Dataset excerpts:
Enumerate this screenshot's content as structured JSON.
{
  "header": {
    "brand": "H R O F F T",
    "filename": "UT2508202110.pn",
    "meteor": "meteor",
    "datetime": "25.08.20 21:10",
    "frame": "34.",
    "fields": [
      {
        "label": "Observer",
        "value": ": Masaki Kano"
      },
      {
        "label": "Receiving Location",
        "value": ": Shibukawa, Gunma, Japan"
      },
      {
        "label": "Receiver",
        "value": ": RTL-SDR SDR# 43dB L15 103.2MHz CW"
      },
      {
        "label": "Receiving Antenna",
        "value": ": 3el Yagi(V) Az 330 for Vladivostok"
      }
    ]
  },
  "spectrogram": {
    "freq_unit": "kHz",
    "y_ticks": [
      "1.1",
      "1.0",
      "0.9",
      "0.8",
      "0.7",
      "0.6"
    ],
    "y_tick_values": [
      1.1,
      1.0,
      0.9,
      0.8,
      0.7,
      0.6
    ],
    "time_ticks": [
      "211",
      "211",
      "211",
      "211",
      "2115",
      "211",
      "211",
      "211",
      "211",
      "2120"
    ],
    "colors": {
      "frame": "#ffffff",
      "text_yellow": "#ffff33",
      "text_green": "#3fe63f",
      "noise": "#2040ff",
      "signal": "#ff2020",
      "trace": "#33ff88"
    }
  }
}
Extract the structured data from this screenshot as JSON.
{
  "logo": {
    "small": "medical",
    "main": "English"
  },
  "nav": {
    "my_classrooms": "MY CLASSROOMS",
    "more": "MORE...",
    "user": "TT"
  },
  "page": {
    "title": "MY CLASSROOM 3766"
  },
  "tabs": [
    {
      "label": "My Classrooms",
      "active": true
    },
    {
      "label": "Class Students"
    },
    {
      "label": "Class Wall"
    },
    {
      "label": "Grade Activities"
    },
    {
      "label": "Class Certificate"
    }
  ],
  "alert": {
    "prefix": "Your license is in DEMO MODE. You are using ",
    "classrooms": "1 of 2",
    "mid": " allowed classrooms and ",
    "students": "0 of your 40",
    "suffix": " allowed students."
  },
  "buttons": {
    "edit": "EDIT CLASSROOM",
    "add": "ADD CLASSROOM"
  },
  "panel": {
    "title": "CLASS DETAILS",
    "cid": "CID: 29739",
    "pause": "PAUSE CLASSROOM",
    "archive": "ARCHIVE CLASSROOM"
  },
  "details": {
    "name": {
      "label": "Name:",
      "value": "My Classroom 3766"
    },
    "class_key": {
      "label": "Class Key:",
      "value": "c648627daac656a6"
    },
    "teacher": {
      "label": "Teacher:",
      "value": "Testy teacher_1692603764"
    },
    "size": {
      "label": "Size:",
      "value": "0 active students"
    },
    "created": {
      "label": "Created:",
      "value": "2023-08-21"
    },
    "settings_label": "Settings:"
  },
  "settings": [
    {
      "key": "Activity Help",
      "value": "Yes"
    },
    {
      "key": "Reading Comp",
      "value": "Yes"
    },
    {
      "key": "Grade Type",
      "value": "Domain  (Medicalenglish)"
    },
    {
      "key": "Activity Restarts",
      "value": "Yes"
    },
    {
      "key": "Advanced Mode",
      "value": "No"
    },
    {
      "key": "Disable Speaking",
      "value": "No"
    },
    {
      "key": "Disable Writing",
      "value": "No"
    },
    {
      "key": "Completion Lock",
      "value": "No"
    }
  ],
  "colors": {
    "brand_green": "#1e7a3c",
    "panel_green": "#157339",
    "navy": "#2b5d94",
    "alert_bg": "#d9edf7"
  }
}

# Requirements
All of the data shown above must be copied exactly.

# Written answer
Enumerate this screenshot's content as structured JSON.
{
  "header": {
    "brand": "H R O F F T",
    "filename": "UT2508202110.pn",
    "meteor": "meteor",
    "datetime": "25.08.20 21:10",
    "frame": "34.",
    "fields": [
      {
        "label": "Observer",
        "value": ": Masaki Kano"
      },
      {
        "label": "Receiving Location",
        "value": ": Shibukawa, Gunma, Japan"
      },
      {
        "label": "Receiver",
        "value": ": RTL-SDR SDR# 43dB L15 103.2MHz CW"
      },
      {
        "label": "Receiving Antenna",
        "value": ": 3el Yagi(V) Az 330 for Vladivostok"
      }
    ]
  },
  "spectrogram": {
    "freq_unit": "kHz",
    "y_ticks": [
      "1.1",
      "1.0",
      "0.9",
      "0.8",
      "0.7",
      "0.6"
    ],
    "y_tick_values": [
      1.1,
      1.0,
      0.9,
      0.8,
      0.7,
      0.6
    ],
    "time_ticks": [
      "211",
      "211",
      "211",
      "211",
      "2115",
      "211",
      "211",
      "211",
      "211",
      "2120"
    ],
    "colors": {
      "frame": "#ffffff",
      "text_yellow": "#ffff33",
      "text_green": "#3fe63f",
      "noise": "#2040ff",
      "signal": "#ff2020",
      "trace": "#33ff88"
    }
  }
}
Extract the structured data from this screenshot as JSON.
{
  "logo": {
    "small": "medical",
    "main": "English"
  },
  "nav": {
    "my_classrooms": "MY CLASSROOMS",
    "more": "MORE...",
    "user": "TT"
  },
  "page": {
    "title": "MY CLASSROOM 3766"
  },
  "tabs": [
    {
      "label": "My Classrooms",
      "active": true
    },
    {
      "label": "Class Students"
    },
    {
      "label": "Class Wall"
    },
    {
      "label": "Grade Activities"
    },
    {
      "label": "Class Certificate"
    }
  ],
  "alert": {
    "prefix": "Your license is in DEMO MODE. You are using ",
    "classrooms": "1 of 2",
    "mid": " allowed classrooms and ",
    "students": "0 of your 40",
    "suffix": " allowed students."
  },
  "buttons": {
    "edit": "EDIT CLASSROOM",
    "add": "ADD CLASSROOM"
  },
  "panel": {
    "title": "CLASS DETAILS",
    "cid": "CID: 29739",
    "pause": "PAUSE CLASSROOM",
    "archive": "ARCHIVE CLASSROOM"
  },
  "details": {
    "name": {
      "label": "Name:",
      "value": "My Classroom 3766"
    },
    "class_key": {
      "label": "Class Key:",
      "value": "c648627daac656a6"
    },
    "teacher": {
      "label": "Teacher:",
      "value": "Testy teacher_1692603764"
    },
    "size": {
      "label": "Size:",
      "value": "0 active students"
    },
    "created": {
      "label": "Created:",
      "value": "2023-08-21"
    },
    "settings_label": "Settings:"
  },
  "settings": [
    {
      "key": "Activity Help",
      "value": "Yes"
    },
    {
      "key": "Reading Comp",
      "value": "Yes"
    },
    {
      "key": "Grade Type",
      "value": "Domain  (Medicalenglish)"
    },
    {
      "key": "Activity Restarts",
      "value": "Yes"
    },
    {
      "key": "Advanced Mode",
      "value": "No"
    },
    {
      "key": "Disable Speaking",
      "value": "No"
    },
    {
      "key": "Disable Writing",
      "value": "No"
    },
    {
      "key": "Completion Lock",
      "value": "No"
    }
  ],
  "colors": {
    "brand_green": "#1e7a3c",
    "panel_green": "#157339",
    "navy": "#2b5d94",
    "alert_bg": "#d9edf7"
  }
}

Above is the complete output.